[BEGIN Data excerpts]
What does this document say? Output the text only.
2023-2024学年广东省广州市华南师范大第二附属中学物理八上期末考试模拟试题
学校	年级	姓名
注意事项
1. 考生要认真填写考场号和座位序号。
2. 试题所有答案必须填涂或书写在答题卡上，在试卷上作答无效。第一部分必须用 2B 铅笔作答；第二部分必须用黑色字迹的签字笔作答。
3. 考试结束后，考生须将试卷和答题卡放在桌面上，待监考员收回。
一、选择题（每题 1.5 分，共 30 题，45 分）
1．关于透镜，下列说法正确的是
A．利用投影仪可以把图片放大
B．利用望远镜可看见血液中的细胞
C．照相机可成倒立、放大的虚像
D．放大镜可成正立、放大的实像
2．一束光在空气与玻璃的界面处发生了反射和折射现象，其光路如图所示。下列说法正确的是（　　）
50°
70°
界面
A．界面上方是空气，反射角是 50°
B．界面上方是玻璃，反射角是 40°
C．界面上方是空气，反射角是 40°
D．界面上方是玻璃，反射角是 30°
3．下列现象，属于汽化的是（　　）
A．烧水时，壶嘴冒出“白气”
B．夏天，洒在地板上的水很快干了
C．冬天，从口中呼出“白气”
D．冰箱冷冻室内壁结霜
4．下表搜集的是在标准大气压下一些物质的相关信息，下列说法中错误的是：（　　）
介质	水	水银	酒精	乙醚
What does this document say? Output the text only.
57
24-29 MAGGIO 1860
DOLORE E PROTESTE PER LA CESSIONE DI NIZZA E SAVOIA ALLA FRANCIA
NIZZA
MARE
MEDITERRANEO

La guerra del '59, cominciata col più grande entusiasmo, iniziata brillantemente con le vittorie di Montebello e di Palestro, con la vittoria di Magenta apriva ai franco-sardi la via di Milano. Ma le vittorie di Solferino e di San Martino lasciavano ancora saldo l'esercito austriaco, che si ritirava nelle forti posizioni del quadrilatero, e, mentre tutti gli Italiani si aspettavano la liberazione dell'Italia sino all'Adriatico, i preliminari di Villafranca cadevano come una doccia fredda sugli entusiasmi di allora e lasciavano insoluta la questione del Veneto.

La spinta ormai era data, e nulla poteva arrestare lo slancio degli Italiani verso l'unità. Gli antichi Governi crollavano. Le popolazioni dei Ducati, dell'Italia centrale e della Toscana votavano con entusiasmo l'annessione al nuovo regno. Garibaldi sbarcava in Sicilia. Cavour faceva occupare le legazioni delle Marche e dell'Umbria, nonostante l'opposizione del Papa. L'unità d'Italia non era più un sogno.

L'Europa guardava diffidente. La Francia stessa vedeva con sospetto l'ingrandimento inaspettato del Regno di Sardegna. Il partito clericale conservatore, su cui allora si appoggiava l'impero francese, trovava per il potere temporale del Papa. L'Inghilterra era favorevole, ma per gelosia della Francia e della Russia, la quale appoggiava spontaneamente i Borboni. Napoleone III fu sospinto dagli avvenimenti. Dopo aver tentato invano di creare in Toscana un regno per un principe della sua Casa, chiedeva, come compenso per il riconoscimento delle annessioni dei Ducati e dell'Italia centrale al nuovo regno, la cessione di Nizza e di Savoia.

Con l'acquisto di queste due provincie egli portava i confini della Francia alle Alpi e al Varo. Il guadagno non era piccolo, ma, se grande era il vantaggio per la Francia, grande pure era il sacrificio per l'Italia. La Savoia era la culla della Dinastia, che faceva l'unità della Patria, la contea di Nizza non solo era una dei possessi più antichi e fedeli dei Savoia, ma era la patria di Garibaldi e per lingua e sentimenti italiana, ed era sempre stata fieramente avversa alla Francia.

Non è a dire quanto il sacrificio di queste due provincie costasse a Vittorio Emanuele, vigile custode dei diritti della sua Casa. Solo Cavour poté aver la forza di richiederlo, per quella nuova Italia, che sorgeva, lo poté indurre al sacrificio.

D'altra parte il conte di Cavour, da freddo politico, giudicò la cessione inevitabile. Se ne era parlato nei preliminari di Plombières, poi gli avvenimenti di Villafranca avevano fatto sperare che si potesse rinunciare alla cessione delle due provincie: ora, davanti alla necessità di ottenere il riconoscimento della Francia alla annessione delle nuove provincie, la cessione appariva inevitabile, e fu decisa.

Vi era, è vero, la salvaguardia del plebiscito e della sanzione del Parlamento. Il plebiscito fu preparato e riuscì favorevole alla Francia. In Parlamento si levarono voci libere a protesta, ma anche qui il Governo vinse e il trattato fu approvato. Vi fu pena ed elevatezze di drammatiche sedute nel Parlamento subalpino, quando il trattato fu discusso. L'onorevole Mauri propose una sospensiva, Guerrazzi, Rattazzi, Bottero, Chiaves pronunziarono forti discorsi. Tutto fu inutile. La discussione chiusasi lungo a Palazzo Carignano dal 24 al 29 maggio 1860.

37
[END Data excerpts]
Repeat every line of the material exactly as given.

▸ **Exercise output**:
What does this document say? Output the text only.
2023-2024学年广东省广州市华南师范大第二附属中学物理八上期末考试模拟试题
学校	年级	姓名
注意事项
1. 考生要认真填写考场号和座位序号。
2. 试题所有答案必须填涂或书写在答题卡上，在试卷上作答无效。第一部分必须用 2B 铅笔作答；第二部分必须用黑色字迹的签字笔作答。
3. 考试结束后，考生须将试卷和答题卡放在桌面上，待监考员收回。
一、选择题（每题 1.5 分，共 30 题，45 分）
1．关于透镜，下列说法正确的是
A．利用投影仪可以把图片放大
B．利用望远镜可看见血液中的细胞
C．照相机可成倒立、放大的虚像
D．放大镜可成正立、放大的实像
2．一束光在空气与玻璃的界面处发生了反射和折射现象，其光路如图所示。下列说法正确的是（　　）
50°
70°
界面
A．界面上方是空气，反射角是 50°
B．界面上方是玻璃，反射角是 40°
C．界面上方是空气，反射角是 40°
D．界面上方是玻璃，反射角是 30°
3．下列现象，属于汽化的是（　　）
A．烧水时，壶嘴冒出“白气”
B．夏天，洒在地板上的水很快干了
C．冬天，从口中呼出“白气”
D．冰箱冷冻室内壁结霜
4．下表搜集的是在标准大气压下一些物质的相关信息，下列说法中错误的是：（　　）
介质	水	水银	酒精	乙醚
What does this document say? Output the text only.
57
24-29 MAGGIO 1860
DOLORE E PROTESTE PER LA CESSIONE DI NIZZA E SAVOIA ALLA FRANCIA
NIZZA
MARE
MEDITERRANEO

La guerra del '59, cominciata col più grande entusiasmo, iniziata brillantemente con le vittorie di Montebello e di Palestro, con la vittoria di Magenta apriva ai franco-sardi la via di Milano. Ma le vittorie di Solferino e di San Martino lasciavano ancora saldo l'esercito austriaco, che si ritirava nelle forti posizioni del quadrilatero, e, mentre tutti gli Italiani si aspettavano la liberazione dell'Italia sino all'Adriatico, i preliminari di Villafranca cadevano come una doccia fredda sugli entusiasmi di allora e lasciavano insoluta la questione del Veneto.

La spinta ormai era data, e nulla poteva arrestare lo slancio degli Italiani verso l'unità. Gli antichi Governi crollavano. Le popolazioni dei Ducati, dell'Italia centrale e della Toscana votavano con entusiasmo l'annessione al nuovo regno. Garibaldi sbarcava in Sicilia. Cavour faceva occupare le legazioni delle Marche e dell'Umbria, nonostante l'opposizione del Papa. L'unità d'Italia non era più un sogno.

L'Europa guardava diffidente. La Francia stessa vedeva con sospetto l'ingrandimento inaspettato del Regno di Sardegna. Il partito clericale conservatore, su cui allora si appoggiava l'impero francese, trovava per il potere temporale del Papa. L'Inghilterra era favorevole, ma per gelosia della Francia e della Russia, la quale appoggiava spontaneamente i Borboni. Napoleone III fu sospinto dagli avvenimenti. Dopo aver tentato invano di creare in Toscana un regno per un principe della sua Casa, chiedeva, come compenso per il riconoscimento delle annessioni dei Ducati e dell'Italia centrale al nuovo regno, la cessione di Nizza e di Savoia.

Con l'acquisto di queste due provincie egli portava i confini della Francia alle Alpi e al Varo. Il guadagno non era piccolo, ma, se grande era il vantaggio per la Francia, grande pure era il sacrificio per l'Italia. La Savoia era la culla della Dinastia, che faceva l'unità della Patria, la contea di Nizza non solo era una dei possessi più antichi e fedeli dei Savoia, ma era la patria di Garibaldi e per lingua e sentimenti italiana, ed era sempre stata fieramente avversa alla Francia.

Non è a dire quanto il sacrificio di queste due provincie costasse a Vittorio Emanuele, vigile custode dei diritti della sua Casa. Solo Cavour poté aver la forza di richiederlo, per quella nuova Italia, che sorgeva, lo poté indurre al sacrificio.

D'altra parte il conte di Cavour, da freddo politico, giudicò la cessione inevitabile. Se ne era parlato nei preliminari di Plombières, poi gli avvenimenti di Villafranca avevano fatto sperare che si potesse rinunciare alla cessione delle due provincie: ora, davanti alla necessità di ottenere il riconoscimento della Francia alla annessione delle nuove provincie, la cessione appariva inevitabile, e fu decisa.

Vi era, è vero, la salvaguardia del plebiscito e della sanzione del Parlamento. Il plebiscito fu preparato e riuscì favorevole alla Francia. In Parlamento si levarono voci libere a protesta, ma anche qui il Governo vinse e il trattato fu approvato. Vi fu pena ed elevatezze di drammatiche sedute nel Parlamento subalpino, quando il trattato fu discusso. L'onorevole Mauri propose una sospensiva, Guerrazzi, Rattazzi, Bottero, Chiaves pronunziarono forti discorsi. Tutto fu inutile. La discussione chiusasi lungo a Palazzo Carignano dal 24 al 29 maggio 1860.

37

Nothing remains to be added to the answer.